◆ What this task involves
Continue the summary on the brain and language from the point where it ends.

Brain and Language
Summary
The Human Brain
The brain is the most complex organ of the body. The
surface of the brain is the cortex, often called “gray matter,” consisting of
billions of neurons (nerve cells) and glial cells (which support and protect
the neurons). The cortex is the decision-making organ of the body. It is the organ that most distinguishes humans from
other animals. Somewhere in this gray matter resides the grammar that
represents our knowledge of language.
The brain is composed by:
v
Right
hemisphere: Controls the left side of
the body.
v
Left
hemisphere: Controls the right side of
the body.
v Corpus Callosum: Allows the two hemispheres of the brain to communicate with each other.
Sensory information from the right side of the body
such as (e.g., right ear, right hand, right visual field) is received by the
left hemisphere of the brain, and sensory input to the left side of the body is
received by the right hemisphere, this function is called contralateral brain.
The Localization of Language
In the early nineteenth century, Franz Joseph Gall proposed the theory of localization, this idea consists those different human cognitive abilities and behaviors are localized in specific parts of the brain. At first Franz Gall thought that language was located directly under the eye, but later, Paul Broca and Carl Wernicke determined that language is lateralized to the left hemisphere. Our capacity to use language is located in the left hemisphere of the brain, specifically in two areas: Broca's area (associated with speech production and articulation) and Wernicke's area (associated with comprehension).
- Lateralization: is the term used to refer to the localization of function to one hemisphere of the brain.
Aphasia
The study of aphasia
has been an important area of research in understanding the relationship
between the brain and language. As we know, aphasia is the neurological term
for any language disorder that results from acquired brain damage caused by
disease or trauma.
Most aphasics do not
show total language loss. Rather, different aspects of language are selectively
impaired, and the kind of impairment is generally related to the location of
the brain damage. Because of this damage-deficit correlation, research on
patients with aphasia has provided a great deal of information about how
language is organized in the brain.

◆ Extracted entries
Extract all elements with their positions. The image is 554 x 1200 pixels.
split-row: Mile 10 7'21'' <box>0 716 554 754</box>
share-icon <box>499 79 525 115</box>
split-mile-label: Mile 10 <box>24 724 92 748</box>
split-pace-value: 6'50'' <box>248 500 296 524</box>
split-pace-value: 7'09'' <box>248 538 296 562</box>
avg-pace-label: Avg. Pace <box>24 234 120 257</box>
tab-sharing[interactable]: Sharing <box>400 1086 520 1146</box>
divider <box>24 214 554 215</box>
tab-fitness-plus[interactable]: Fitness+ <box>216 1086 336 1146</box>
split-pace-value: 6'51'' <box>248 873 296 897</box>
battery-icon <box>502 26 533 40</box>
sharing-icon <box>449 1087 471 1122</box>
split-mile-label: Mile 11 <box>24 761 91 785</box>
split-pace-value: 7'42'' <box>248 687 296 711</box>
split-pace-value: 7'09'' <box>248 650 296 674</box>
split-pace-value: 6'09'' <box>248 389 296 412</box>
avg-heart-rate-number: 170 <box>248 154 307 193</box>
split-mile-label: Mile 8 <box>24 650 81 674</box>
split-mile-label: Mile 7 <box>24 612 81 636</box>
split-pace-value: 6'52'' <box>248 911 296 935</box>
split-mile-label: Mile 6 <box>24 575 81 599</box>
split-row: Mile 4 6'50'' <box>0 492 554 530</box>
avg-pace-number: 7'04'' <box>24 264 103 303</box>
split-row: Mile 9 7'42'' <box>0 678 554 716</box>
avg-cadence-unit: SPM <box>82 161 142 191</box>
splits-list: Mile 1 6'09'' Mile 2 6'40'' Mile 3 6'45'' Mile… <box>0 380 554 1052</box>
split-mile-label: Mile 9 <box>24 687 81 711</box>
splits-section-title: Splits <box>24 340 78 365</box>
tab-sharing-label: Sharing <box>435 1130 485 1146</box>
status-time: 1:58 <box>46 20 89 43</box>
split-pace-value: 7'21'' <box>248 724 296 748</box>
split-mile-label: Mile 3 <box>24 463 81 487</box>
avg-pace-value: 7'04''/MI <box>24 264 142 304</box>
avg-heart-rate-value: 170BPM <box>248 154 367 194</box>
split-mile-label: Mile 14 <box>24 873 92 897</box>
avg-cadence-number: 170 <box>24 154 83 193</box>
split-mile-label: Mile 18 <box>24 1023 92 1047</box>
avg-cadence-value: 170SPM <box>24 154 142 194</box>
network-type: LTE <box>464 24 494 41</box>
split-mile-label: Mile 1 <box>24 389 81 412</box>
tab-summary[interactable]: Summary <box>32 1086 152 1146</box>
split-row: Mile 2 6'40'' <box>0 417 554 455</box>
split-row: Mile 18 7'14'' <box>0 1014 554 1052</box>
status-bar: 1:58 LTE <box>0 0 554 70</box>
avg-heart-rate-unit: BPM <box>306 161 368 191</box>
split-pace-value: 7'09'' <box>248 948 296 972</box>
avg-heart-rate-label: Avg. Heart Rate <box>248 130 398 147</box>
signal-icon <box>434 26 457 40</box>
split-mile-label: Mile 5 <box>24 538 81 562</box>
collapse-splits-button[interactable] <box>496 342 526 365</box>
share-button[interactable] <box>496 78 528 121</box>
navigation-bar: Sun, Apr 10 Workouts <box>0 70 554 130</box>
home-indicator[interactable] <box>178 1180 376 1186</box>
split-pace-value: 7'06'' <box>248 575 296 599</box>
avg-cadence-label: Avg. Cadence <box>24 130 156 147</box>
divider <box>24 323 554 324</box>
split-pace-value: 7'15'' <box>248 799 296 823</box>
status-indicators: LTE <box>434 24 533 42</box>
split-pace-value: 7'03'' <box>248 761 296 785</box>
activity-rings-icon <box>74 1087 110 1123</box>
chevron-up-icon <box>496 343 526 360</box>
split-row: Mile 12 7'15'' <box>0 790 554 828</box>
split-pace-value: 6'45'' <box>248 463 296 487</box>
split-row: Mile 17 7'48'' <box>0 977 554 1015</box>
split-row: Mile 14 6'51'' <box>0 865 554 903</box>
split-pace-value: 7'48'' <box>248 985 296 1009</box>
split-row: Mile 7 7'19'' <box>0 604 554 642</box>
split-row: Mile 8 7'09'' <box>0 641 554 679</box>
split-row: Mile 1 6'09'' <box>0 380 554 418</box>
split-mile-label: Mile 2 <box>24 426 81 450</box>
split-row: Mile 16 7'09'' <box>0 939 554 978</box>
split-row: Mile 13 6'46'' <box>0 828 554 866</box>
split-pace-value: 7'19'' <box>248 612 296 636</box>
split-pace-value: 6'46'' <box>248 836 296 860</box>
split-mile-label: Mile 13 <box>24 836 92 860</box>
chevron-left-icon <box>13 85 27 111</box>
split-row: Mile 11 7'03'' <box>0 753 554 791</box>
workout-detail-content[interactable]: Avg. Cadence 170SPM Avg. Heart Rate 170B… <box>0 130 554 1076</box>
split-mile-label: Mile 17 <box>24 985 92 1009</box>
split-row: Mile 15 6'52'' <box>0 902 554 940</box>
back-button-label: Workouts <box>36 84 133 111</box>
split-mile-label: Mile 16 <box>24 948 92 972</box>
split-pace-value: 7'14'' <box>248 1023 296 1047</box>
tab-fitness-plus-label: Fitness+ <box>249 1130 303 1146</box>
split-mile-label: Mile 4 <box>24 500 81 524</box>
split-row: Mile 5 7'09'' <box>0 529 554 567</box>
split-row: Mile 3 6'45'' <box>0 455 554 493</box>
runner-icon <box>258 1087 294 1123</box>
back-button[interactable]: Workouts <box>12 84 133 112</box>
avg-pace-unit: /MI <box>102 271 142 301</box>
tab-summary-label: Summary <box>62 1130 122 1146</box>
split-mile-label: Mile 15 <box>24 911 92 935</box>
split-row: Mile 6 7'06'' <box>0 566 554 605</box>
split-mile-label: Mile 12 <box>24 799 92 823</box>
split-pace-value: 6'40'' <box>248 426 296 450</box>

◆ Answer space
The Linguistic Characterization of Aphasic Syndromes
- Broca’s aphasia: (also often called agrammatic aphasics) It is characterized by labored speech and certain kinds of word-finding difficulties, but it is primarily a disorder that affects a person’s ability to form sentences with the rules of syntax, and where they cannot rely on their real-world knowledge.
- Wernicke’s aphasia: People with Wernicke’s aphasia produce fluent speech with good intonation, and they may largely adhere to the rules of syntax. However, their language is often semantically incoherent.
Split Brains
An extreme measure used
to help people suffering from intractable epilepsy is a procedure of “splitting
the brain” in which a surgeon severs the corpus callosum, the fibrous network
that connects the two halves.
In people who have undergone split-brain surgery, the
two hemispheres appear to be independent, and messages sent to the brain result
in different responses, depending on which side receives the message. Experiments
shown that the right brain does better than the left in pattern-matching tasks,
in recognizing faces, and in spatial tasks. The left hemisphere is superior for
language, rhythmic perception, temporal-order judgments, and arithmetic
calculations.
Dichotic listening
Dichotic listening is
an experimental technique that uses auditory signals to observe the behavior of
the individual hemispheres of the human brain. Subjects
hear two different sound signals simultaneously through earphones.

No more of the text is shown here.